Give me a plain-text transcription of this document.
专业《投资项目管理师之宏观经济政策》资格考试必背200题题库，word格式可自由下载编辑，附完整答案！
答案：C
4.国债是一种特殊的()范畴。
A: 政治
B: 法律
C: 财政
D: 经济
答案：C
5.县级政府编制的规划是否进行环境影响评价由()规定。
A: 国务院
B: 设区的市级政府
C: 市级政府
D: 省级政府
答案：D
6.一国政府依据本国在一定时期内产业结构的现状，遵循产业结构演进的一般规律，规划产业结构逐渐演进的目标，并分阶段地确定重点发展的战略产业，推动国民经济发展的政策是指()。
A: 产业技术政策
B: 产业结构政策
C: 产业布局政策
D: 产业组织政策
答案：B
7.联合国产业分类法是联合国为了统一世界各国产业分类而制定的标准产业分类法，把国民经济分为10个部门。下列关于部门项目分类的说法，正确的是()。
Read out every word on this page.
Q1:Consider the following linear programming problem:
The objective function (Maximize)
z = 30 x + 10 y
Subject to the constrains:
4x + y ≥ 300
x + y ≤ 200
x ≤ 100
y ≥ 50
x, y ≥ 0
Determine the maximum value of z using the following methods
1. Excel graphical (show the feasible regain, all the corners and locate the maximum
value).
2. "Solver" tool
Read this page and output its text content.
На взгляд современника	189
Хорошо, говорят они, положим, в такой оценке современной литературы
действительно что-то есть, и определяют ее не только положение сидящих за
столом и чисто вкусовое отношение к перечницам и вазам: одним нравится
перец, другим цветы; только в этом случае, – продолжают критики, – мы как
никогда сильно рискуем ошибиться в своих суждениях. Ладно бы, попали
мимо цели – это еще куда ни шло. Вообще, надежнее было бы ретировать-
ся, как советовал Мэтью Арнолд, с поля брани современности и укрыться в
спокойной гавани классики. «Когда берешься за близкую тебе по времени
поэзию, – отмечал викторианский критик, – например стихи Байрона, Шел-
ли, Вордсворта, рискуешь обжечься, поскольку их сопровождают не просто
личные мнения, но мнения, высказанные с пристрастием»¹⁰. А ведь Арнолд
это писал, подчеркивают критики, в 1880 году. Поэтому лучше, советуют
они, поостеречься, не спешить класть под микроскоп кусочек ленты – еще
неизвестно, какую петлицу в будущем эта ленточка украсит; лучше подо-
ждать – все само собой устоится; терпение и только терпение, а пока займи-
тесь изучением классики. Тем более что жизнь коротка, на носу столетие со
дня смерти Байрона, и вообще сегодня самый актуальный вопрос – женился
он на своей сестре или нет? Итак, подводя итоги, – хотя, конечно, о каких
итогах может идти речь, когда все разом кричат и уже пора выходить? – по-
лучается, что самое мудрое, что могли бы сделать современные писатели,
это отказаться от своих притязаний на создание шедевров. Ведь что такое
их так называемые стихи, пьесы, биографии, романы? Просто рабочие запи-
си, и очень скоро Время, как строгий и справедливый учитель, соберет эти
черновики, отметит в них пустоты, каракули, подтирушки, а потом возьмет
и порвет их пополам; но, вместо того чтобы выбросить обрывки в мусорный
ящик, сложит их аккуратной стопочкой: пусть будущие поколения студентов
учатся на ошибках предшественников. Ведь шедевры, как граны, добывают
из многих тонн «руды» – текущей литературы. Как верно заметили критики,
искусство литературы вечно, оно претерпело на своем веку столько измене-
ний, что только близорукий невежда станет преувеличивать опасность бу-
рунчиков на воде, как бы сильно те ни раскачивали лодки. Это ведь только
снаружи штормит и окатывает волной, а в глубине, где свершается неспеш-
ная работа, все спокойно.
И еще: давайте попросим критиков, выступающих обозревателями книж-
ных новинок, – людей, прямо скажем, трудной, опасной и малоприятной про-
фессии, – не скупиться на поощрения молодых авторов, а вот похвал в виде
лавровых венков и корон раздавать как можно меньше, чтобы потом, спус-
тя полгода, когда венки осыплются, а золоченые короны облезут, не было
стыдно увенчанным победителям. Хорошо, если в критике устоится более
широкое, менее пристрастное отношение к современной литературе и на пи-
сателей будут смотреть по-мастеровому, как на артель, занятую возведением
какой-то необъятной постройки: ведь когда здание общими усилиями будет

#### Instructions to follow:
Every line in the data above that contains "Байрона" needs to be copied.

#### Solution for this problem:
поэзию, – отмечал викторианский критик, – например стихи Байрона, Шел-
дня смерти Байрона, и вообще сегодня самый актуальный вопрос – женился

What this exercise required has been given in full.